## Given task
Set down, word for word, the lines from the one holding "Transcribe this image's" to the final line, both included, and skip the pictures.
● ● ●
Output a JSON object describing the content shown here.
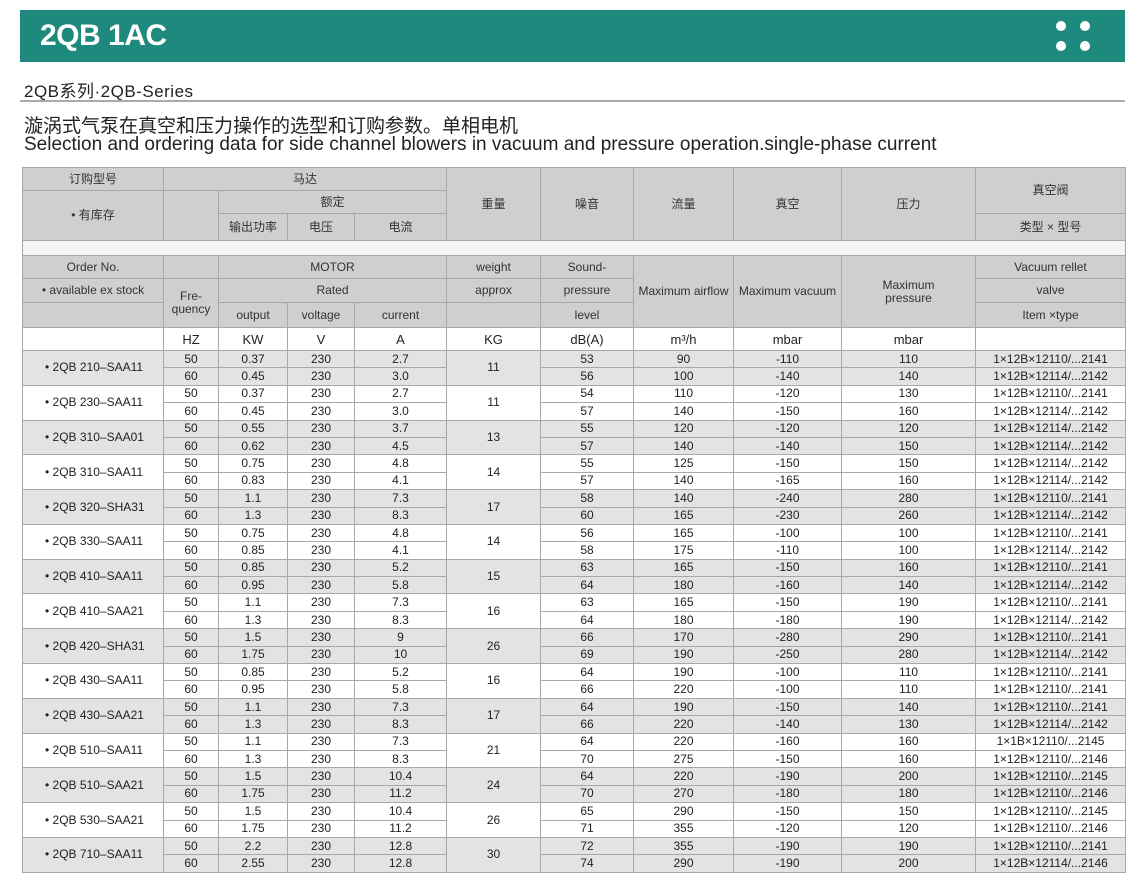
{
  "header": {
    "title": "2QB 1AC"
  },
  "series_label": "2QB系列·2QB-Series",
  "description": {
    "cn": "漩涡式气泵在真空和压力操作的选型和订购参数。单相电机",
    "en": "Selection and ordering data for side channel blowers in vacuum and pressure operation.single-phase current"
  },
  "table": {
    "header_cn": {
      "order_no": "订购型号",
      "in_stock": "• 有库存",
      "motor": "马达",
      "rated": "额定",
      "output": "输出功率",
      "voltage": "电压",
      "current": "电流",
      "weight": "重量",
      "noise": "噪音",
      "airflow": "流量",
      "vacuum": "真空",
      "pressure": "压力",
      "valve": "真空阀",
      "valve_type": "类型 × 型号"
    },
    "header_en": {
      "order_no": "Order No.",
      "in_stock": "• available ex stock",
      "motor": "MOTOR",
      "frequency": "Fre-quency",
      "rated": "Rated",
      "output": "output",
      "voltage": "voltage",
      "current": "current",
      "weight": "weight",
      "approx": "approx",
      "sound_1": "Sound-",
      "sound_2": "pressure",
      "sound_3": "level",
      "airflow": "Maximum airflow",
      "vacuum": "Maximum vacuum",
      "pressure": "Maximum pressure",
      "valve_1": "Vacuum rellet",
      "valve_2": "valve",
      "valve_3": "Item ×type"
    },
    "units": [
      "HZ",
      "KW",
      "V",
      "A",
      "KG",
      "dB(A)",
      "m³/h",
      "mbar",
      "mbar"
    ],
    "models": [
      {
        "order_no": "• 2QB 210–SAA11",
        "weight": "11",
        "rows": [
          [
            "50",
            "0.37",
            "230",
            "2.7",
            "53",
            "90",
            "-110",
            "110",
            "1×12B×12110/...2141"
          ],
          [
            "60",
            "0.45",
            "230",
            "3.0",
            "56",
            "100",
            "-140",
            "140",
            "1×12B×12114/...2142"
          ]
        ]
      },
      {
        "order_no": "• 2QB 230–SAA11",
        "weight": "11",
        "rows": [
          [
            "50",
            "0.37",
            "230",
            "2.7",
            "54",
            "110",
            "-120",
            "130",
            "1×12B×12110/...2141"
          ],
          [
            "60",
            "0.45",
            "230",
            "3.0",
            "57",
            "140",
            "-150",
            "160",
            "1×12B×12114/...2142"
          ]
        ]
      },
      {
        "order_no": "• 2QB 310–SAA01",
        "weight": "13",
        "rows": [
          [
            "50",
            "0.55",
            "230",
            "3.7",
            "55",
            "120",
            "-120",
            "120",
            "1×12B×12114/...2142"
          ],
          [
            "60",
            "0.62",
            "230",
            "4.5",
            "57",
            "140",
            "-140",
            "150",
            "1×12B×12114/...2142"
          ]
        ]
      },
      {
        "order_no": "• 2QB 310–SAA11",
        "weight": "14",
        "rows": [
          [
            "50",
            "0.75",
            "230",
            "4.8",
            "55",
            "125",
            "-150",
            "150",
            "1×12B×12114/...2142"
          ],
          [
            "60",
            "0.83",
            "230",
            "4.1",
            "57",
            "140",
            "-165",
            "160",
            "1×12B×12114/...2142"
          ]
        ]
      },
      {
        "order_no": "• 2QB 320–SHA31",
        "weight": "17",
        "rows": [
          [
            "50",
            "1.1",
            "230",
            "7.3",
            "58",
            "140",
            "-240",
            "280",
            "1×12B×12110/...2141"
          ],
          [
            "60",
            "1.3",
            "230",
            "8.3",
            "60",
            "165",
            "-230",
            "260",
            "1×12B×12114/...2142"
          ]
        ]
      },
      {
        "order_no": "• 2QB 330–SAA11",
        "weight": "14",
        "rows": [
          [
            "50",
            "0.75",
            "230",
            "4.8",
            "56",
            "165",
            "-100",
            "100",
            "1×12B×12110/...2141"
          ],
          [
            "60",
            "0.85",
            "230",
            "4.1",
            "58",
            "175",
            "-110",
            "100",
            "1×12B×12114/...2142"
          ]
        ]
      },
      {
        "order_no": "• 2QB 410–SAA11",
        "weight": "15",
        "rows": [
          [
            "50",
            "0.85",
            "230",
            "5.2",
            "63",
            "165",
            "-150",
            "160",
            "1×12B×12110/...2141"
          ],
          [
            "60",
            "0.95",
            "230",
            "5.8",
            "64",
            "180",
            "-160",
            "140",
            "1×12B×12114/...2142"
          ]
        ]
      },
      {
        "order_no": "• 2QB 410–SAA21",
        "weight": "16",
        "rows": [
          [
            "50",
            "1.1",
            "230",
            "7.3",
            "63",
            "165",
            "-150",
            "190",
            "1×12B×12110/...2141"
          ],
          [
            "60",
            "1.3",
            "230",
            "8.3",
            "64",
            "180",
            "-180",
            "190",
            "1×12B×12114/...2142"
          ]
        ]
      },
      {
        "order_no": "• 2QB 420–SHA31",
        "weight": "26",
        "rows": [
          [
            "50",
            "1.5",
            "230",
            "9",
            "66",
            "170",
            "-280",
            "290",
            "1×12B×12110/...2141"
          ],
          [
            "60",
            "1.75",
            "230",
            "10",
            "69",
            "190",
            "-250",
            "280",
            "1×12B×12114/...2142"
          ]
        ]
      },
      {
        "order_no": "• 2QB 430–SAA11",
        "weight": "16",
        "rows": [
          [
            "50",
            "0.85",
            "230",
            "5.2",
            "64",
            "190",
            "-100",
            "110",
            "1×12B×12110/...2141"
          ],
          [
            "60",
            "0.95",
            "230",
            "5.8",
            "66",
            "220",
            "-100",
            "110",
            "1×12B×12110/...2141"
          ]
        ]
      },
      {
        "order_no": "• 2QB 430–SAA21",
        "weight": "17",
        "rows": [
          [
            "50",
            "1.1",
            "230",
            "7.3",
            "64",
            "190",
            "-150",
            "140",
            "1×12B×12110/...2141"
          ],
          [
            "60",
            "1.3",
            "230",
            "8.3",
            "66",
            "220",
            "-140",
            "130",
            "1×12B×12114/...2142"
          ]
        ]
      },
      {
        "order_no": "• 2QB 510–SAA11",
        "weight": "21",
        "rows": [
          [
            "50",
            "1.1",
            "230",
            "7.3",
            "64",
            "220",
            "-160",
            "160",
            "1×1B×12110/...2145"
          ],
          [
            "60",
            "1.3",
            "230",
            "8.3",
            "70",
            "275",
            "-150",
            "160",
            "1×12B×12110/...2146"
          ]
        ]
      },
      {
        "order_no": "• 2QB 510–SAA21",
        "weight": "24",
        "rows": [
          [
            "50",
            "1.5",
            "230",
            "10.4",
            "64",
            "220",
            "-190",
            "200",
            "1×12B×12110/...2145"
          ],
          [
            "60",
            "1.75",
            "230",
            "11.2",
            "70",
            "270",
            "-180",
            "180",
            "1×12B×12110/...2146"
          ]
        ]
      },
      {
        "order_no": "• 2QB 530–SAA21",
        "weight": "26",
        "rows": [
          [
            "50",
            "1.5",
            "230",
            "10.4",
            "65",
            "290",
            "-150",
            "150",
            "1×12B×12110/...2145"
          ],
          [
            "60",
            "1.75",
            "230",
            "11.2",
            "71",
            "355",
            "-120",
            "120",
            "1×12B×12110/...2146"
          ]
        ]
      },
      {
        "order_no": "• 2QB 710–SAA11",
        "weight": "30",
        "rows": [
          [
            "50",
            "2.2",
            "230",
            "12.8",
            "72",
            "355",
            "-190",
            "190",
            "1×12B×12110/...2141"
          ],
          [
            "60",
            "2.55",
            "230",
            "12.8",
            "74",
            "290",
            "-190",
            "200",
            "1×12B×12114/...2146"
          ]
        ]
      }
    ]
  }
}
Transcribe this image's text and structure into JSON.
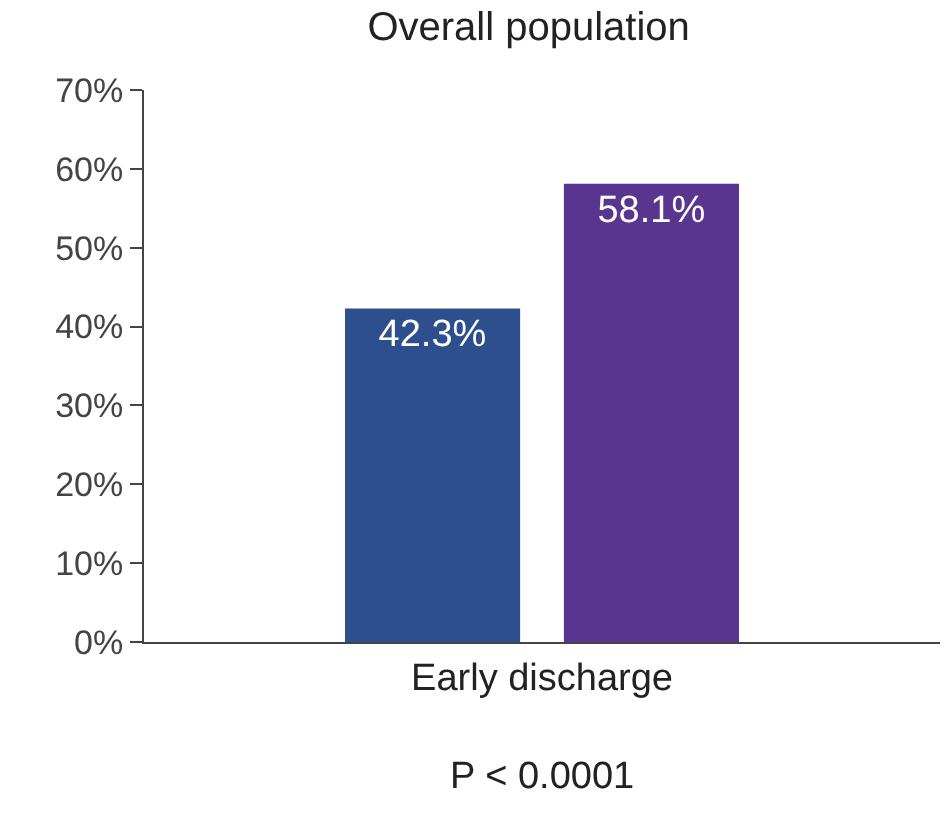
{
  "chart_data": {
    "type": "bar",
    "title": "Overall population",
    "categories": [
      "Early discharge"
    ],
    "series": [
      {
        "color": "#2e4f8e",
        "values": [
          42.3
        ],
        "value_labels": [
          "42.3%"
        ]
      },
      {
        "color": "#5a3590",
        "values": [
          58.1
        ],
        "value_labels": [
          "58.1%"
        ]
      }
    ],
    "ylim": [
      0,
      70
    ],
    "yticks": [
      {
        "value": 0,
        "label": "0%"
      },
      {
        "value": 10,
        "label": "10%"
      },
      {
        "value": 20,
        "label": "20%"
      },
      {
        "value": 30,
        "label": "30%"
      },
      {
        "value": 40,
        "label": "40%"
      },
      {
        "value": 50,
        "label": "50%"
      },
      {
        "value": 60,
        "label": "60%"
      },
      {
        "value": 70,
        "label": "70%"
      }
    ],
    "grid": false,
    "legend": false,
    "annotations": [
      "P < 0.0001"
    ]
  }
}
● ● ●
## In response
Transcribe this image's text and structure into JSON.
{
  "chart_data": {
    "type": "bar",
    "title": "Overall population",
    "categories": [
      "Early discharge"
    ],
    "series": [
      {
        "color": "#2e4f8e",
        "values": [
          42.3
        ],
        "value_labels": [
          "42.3%"
        ]
      },
      {
        "color": "#5a3590",
        "values": [
          58.1
        ],
        "value_labels": [
          "58.1%"
        ]
      }
    ],
    "ylim": [
      0,
      70
    ],
    "yticks": [
      {
        "value": 0,
        "label": "0%"
      },
      {
        "value": 10,
        "label": "10%"
      },
      {
        "value": 20,
        "label": "20%"
      },
      {
        "value": 30,
        "label": "30%"
      },
      {
        "value": 40,
        "label": "40%"
      },
      {
        "value": 50,
        "label": "50%"
      },
      {
        "value": 60,
        "label": "60%"
      },
      {
        "value": 70,
        "label": "70%"
      }
    ],
    "grid": false,
    "legend": false,
    "annotations": [
      "P < 0.0001"
    ]
  }
}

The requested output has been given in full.